| MATERIAL FOR THE TASK |
## start

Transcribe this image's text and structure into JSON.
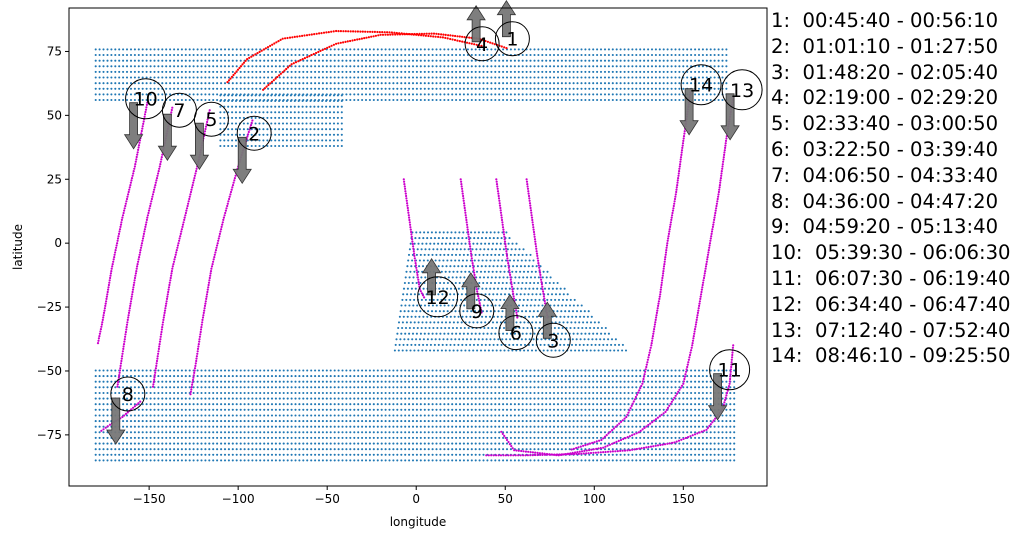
{
  "chart_data": {
    "type": "scatter",
    "title": "",
    "xlabel": "longitude",
    "ylabel": "latitude",
    "xlim": [
      -195,
      197
    ],
    "ylim": [
      -95,
      92
    ],
    "xticks": [
      -150,
      -100,
      -50,
      0,
      50,
      100,
      150
    ],
    "yticks": [
      -75,
      -50,
      -25,
      0,
      25,
      50,
      75
    ],
    "colors": {
      "land_points": "#1f77b4",
      "track_red": "#ff0000",
      "track_magenta": "#cc00cc",
      "arrow_fill": "#777777"
    },
    "land_regions": [
      {
        "name": "northern band",
        "lat_range": [
          56,
          77
        ],
        "lon_range": [
          -180,
          175
        ]
      },
      {
        "name": "northern bulge",
        "lat_range": [
          38,
          60
        ],
        "lon_range": [
          -110,
          -40
        ]
      },
      {
        "name": "southern wedge",
        "lat_range": [
          -42,
          5
        ],
        "lon_range": [
          -15,
          120
        ]
      },
      {
        "name": "southern band",
        "lat_range": [
          -85,
          -48
        ],
        "lon_range": [
          -180,
          180
        ]
      }
    ],
    "passes": [
      {
        "label": "1",
        "time": "00:45:40 - 00:56:10",
        "direction": "north",
        "marker": {
          "lon": 54,
          "lat": 80
        },
        "track_red": [
          [
            -86,
            60
          ],
          [
            -70,
            70
          ],
          [
            -45,
            78
          ],
          [
            -20,
            81.5
          ],
          [
            10,
            82
          ],
          [
            35,
            80
          ],
          [
            52,
            76
          ]
        ],
        "track_magenta": []
      },
      {
        "label": "2",
        "time": "01:01:10 - 01:27:50",
        "direction": "south",
        "marker": {
          "lon": -91,
          "lat": 43
        },
        "track_red": [],
        "track_magenta": [
          [
            -92,
            48
          ],
          [
            -100,
            30
          ],
          [
            -108,
            10
          ],
          [
            -115,
            -10
          ],
          [
            -120,
            -30
          ],
          [
            -124,
            -48
          ],
          [
            -127,
            -60
          ]
        ]
      },
      {
        "label": "3",
        "time": "01:48:20 - 02:05:40",
        "direction": "north",
        "marker": {
          "lon": 77,
          "lat": -38
        },
        "track_red": [],
        "track_magenta": [
          [
            62,
            25
          ],
          [
            65,
            10
          ],
          [
            68,
            -5
          ],
          [
            71,
            -18
          ],
          [
            74,
            -30
          ]
        ]
      },
      {
        "label": "4",
        "time": "02:19:00 - 02:29:20",
        "direction": "north",
        "marker": {
          "lon": 37,
          "lat": 78
        },
        "track_red": [
          [
            -106,
            63
          ],
          [
            -95,
            72
          ],
          [
            -75,
            80
          ],
          [
            -45,
            83
          ],
          [
            -15,
            82.5
          ],
          [
            15,
            80.5
          ],
          [
            38,
            77
          ]
        ],
        "track_magenta": []
      },
      {
        "label": "5",
        "time": "02:33:40 - 03:00:50",
        "direction": "south",
        "marker": {
          "lon": -115,
          "lat": 48.5
        },
        "track_red": [],
        "track_magenta": [
          [
            -116,
            52
          ],
          [
            -123,
            30
          ],
          [
            -130,
            10
          ],
          [
            -137,
            -10
          ],
          [
            -142,
            -30
          ],
          [
            -146,
            -48
          ],
          [
            -148,
            -57
          ]
        ]
      },
      {
        "label": "6",
        "time": "03:22:50 - 03:39:40",
        "direction": "north",
        "marker": {
          "lon": 56,
          "lat": -35
        },
        "track_red": [],
        "track_magenta": [
          [
            25,
            25
          ],
          [
            28,
            10
          ],
          [
            31,
            -5
          ],
          [
            34,
            -18
          ],
          [
            37,
            -28
          ]
        ]
      },
      {
        "label": "7",
        "time": "04:06:50 - 04:33:40",
        "direction": "south",
        "marker": {
          "lon": -133,
          "lat": 52
        },
        "track_red": [],
        "track_magenta": [
          [
            -137,
            53
          ],
          [
            -144,
            30
          ],
          [
            -151,
            10
          ],
          [
            -157,
            -10
          ],
          [
            -162,
            -30
          ],
          [
            -166,
            -48
          ],
          [
            -168,
            -57
          ]
        ]
      },
      {
        "label": "8",
        "time": "04:36:00 - 04:47:20",
        "direction": "south",
        "marker": {
          "lon": -162,
          "lat": -59
        },
        "track_red": [],
        "track_magenta": [
          [
            -155,
            -62
          ],
          [
            -165,
            -68
          ],
          [
            -172,
            -71
          ],
          [
            -178,
            -74
          ]
        ]
      },
      {
        "label": "9",
        "time": "04:59:20 - 05:13:40",
        "direction": "north",
        "marker": {
          "lon": 34,
          "lat": -26.5
        },
        "track_red": [],
        "track_magenta": [
          [
            -7,
            25
          ],
          [
            -4,
            10
          ],
          [
            -1,
            -5
          ],
          [
            2,
            -18
          ],
          [
            5,
            -22
          ]
        ]
      },
      {
        "label": "10",
        "time": "05:39:30 - 06:06:30",
        "direction": "south",
        "marker": {
          "lon": -152,
          "lat": 56.5
        },
        "track_red": [],
        "track_magenta": [
          [
            -151,
            55
          ],
          [
            -158,
            30
          ],
          [
            -165,
            10
          ],
          [
            -171,
            -10
          ],
          [
            -176,
            -30
          ],
          [
            -179,
            -40
          ]
        ]
      },
      {
        "label": "11",
        "time": "06:07:30 - 06:19:40",
        "direction": "south",
        "marker": {
          "lon": 176,
          "lat": -49.5
        },
        "track_red": [],
        "track_magenta": [
          [
            178,
            -40
          ],
          [
            176,
            -55
          ],
          [
            172,
            -65
          ],
          [
            163,
            -73
          ],
          [
            145,
            -78
          ],
          [
            120,
            -81
          ],
          [
            90,
            -82.5
          ],
          [
            60,
            -83
          ],
          [
            38,
            -83
          ]
        ]
      },
      {
        "label": "12",
        "time": "06:34:40 - 06:47:40",
        "direction": "north",
        "marker": {
          "lon": 12,
          "lat": -21
        },
        "track_red": [],
        "track_magenta": [
          [
            45,
            25
          ],
          [
            48,
            10
          ],
          [
            51,
            -5
          ],
          [
            54,
            -18
          ],
          [
            57,
            -30
          ]
        ]
      },
      {
        "label": "13",
        "time": "07:12:40 - 07:52:40",
        "direction": "south",
        "marker": {
          "lon": 183,
          "lat": 60
        },
        "track_red": [],
        "track_magenta": [
          [
            178,
            57
          ],
          [
            174,
            40
          ],
          [
            170,
            20
          ],
          [
            165,
            0
          ],
          [
            160,
            -20
          ],
          [
            155,
            -40
          ],
          [
            150,
            -55
          ],
          [
            140,
            -66
          ],
          [
            125,
            -74
          ],
          [
            105,
            -80
          ],
          [
            80,
            -83
          ],
          [
            55,
            -81
          ],
          [
            47,
            -73
          ]
        ]
      },
      {
        "label": "14",
        "time": "08:46:10 - 09:25:50",
        "direction": "south",
        "marker": {
          "lon": 160,
          "lat": 62
        },
        "track_red": [],
        "track_magenta": [
          [
            154,
            59
          ],
          [
            150,
            40
          ],
          [
            146,
            20
          ],
          [
            141,
            0
          ],
          [
            137,
            -20
          ],
          [
            132,
            -40
          ],
          [
            127,
            -55
          ],
          [
            118,
            -68
          ],
          [
            104,
            -77
          ],
          [
            86,
            -81
          ]
        ]
      }
    ]
  }
}
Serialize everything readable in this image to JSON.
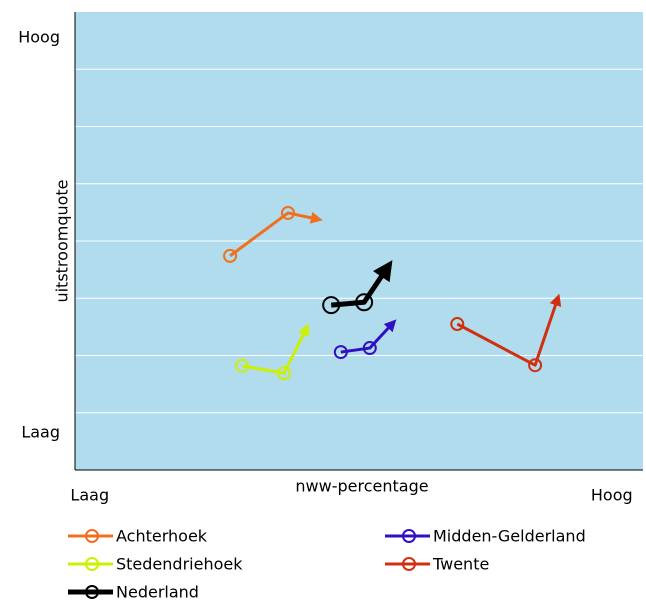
{
  "chart_data": {
    "type": "line",
    "xlabel": "nww-percentage",
    "ylabel": "uitstroomquote",
    "xlim": [
      0,
      100
    ],
    "ylim": [
      0,
      8
    ],
    "xticks": [
      {
        "value": 2.6,
        "label": "Laag"
      },
      {
        "value": 94.5,
        "label": "Hoog"
      }
    ],
    "yticks": [
      {
        "value": 0.65,
        "label": "Laag"
      },
      {
        "value": 7.55,
        "label": "Hoog"
      }
    ],
    "ygrid": [
      1,
      2,
      3,
      4,
      5,
      6,
      7
    ],
    "background": "#b0dcee",
    "series": [
      {
        "name": "Achterhoek",
        "color": "#f07020",
        "linewidth": 3,
        "x": [
          27.3,
          37.5,
          42.8
        ],
        "values": [
          3.74,
          4.49,
          4.38
        ]
      },
      {
        "name": "Midden-Gelderland",
        "color": "#3010c0",
        "linewidth": 3,
        "x": [
          46.8,
          51.9,
          56.0
        ],
        "values": [
          2.06,
          2.13,
          2.57
        ]
      },
      {
        "name": "Stedendriehoek",
        "color": "#ccf000",
        "linewidth": 3,
        "x": [
          29.4,
          36.8,
          40.8
        ],
        "values": [
          1.82,
          1.69,
          2.48
        ]
      },
      {
        "name": "Twente",
        "color": "#d03010",
        "linewidth": 3,
        "x": [
          67.3,
          81.0,
          85.0
        ],
        "values": [
          2.55,
          1.83,
          3.0
        ]
      },
      {
        "name": "Nederland",
        "color": "#000000",
        "linewidth": 5,
        "x": [
          45.1,
          50.9,
          55.1
        ],
        "values": [
          2.88,
          2.93,
          3.55
        ]
      }
    ]
  }
}
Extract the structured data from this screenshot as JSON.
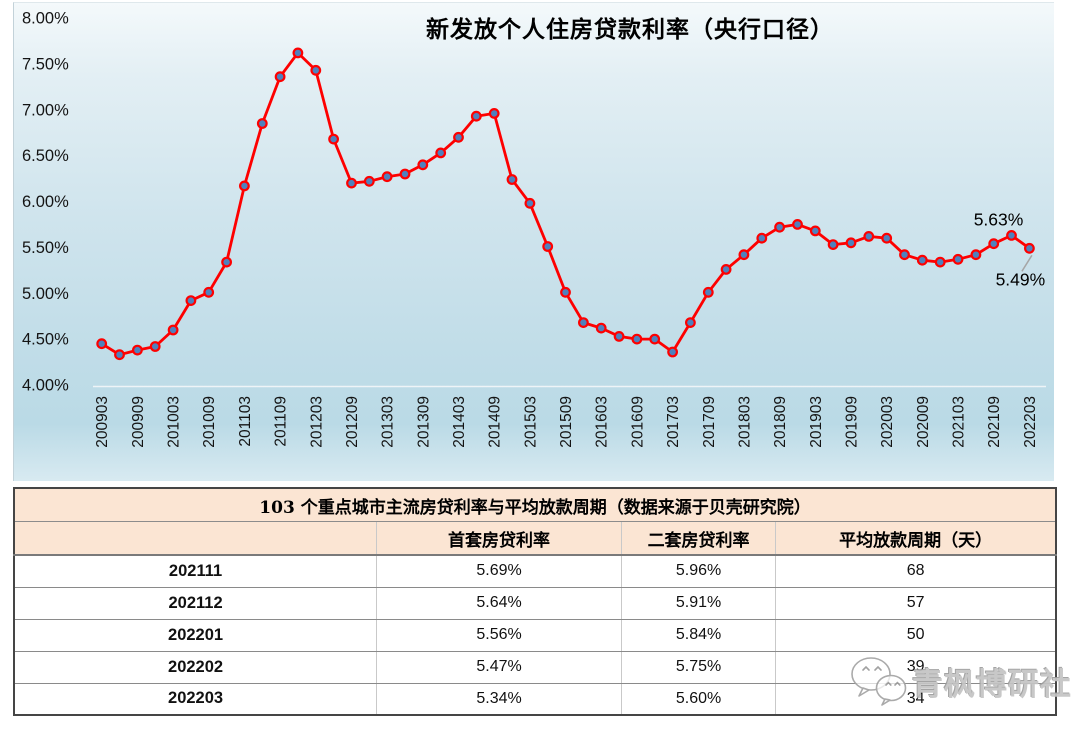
{
  "chart_data": {
    "type": "line",
    "title": "新发放个人住房贷款利率（央行口径）",
    "xlabel": "",
    "ylabel": "",
    "ylim": [
      4.0,
      8.0
    ],
    "grid": false,
    "legend": "none",
    "y_ticks": [
      "8.00%",
      "7.50%",
      "7.00%",
      "6.50%",
      "6.00%",
      "5.50%",
      "5.00%",
      "4.50%",
      "4.00%"
    ],
    "x_tick_labels": [
      "200903",
      "200909",
      "201003",
      "201009",
      "201103",
      "201109",
      "201203",
      "201209",
      "201303",
      "201309",
      "201403",
      "201409",
      "201503",
      "201509",
      "201603",
      "201609",
      "201703",
      "201709",
      "201803",
      "201809",
      "201903",
      "201909",
      "202003",
      "202009",
      "202103",
      "202109",
      "202203"
    ],
    "x": [
      "200903",
      "200906",
      "200909",
      "200912",
      "201003",
      "201006",
      "201009",
      "201012",
      "201103",
      "201106",
      "201109",
      "201112",
      "201203",
      "201206",
      "201209",
      "201212",
      "201303",
      "201306",
      "201309",
      "201312",
      "201403",
      "201406",
      "201409",
      "201412",
      "201503",
      "201506",
      "201509",
      "201512",
      "201603",
      "201606",
      "201609",
      "201612",
      "201703",
      "201706",
      "201709",
      "201712",
      "201803",
      "201806",
      "201809",
      "201812",
      "201903",
      "201906",
      "201909",
      "201912",
      "202003",
      "202006",
      "202009",
      "202012",
      "202103",
      "202106",
      "202109",
      "202112",
      "202203"
    ],
    "values": [
      4.45,
      4.33,
      4.38,
      4.42,
      4.6,
      4.92,
      5.01,
      5.34,
      6.17,
      6.85,
      7.36,
      7.62,
      7.43,
      6.68,
      6.2,
      6.22,
      6.27,
      6.3,
      6.4,
      6.53,
      6.7,
      6.93,
      6.96,
      6.24,
      5.98,
      5.51,
      5.01,
      4.68,
      4.62,
      4.53,
      4.5,
      4.5,
      4.36,
      4.68,
      5.01,
      5.26,
      5.42,
      5.6,
      5.72,
      5.75,
      5.68,
      5.53,
      5.55,
      5.62,
      5.6,
      5.42,
      5.36,
      5.34,
      5.37,
      5.42,
      5.54,
      5.63,
      5.49
    ],
    "line_color": "#fe0000",
    "marker_color": "#4f81bd",
    "annotations": [
      {
        "x": "202112",
        "text": "5.63%",
        "position": "above"
      },
      {
        "x": "202203",
        "text": "5.49%",
        "position": "below"
      }
    ]
  },
  "table": {
    "title": "103 个重点城市主流房贷利率与平均放款周期（数据来源于贝壳研究院）",
    "columns": [
      "",
      "首套房贷利率",
      "二套房贷利率",
      "平均放款周期（天）"
    ],
    "rows": [
      [
        "202111",
        "5.69%",
        "5.96%",
        "68"
      ],
      [
        "202112",
        "5.64%",
        "5.91%",
        "57"
      ],
      [
        "202201",
        "5.56%",
        "5.84%",
        "50"
      ],
      [
        "202202",
        "5.47%",
        "5.75%",
        "39"
      ],
      [
        "202203",
        "5.34%",
        "5.60%",
        "34"
      ]
    ]
  },
  "watermark": {
    "text": "青枫博研社",
    "icon": "wechat-bubbles-logo",
    "color": "#b9b9b9"
  }
}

## end

| WHAT YOU SHOULD DO |
Copy out every line of the data that includes the word "text".

| PROBLEM SOLUTION |
Transcribe this image's text and structure into JSON.
        "text": "5.63%",
        "text": "5.49%",
    "text": "青枫博研社",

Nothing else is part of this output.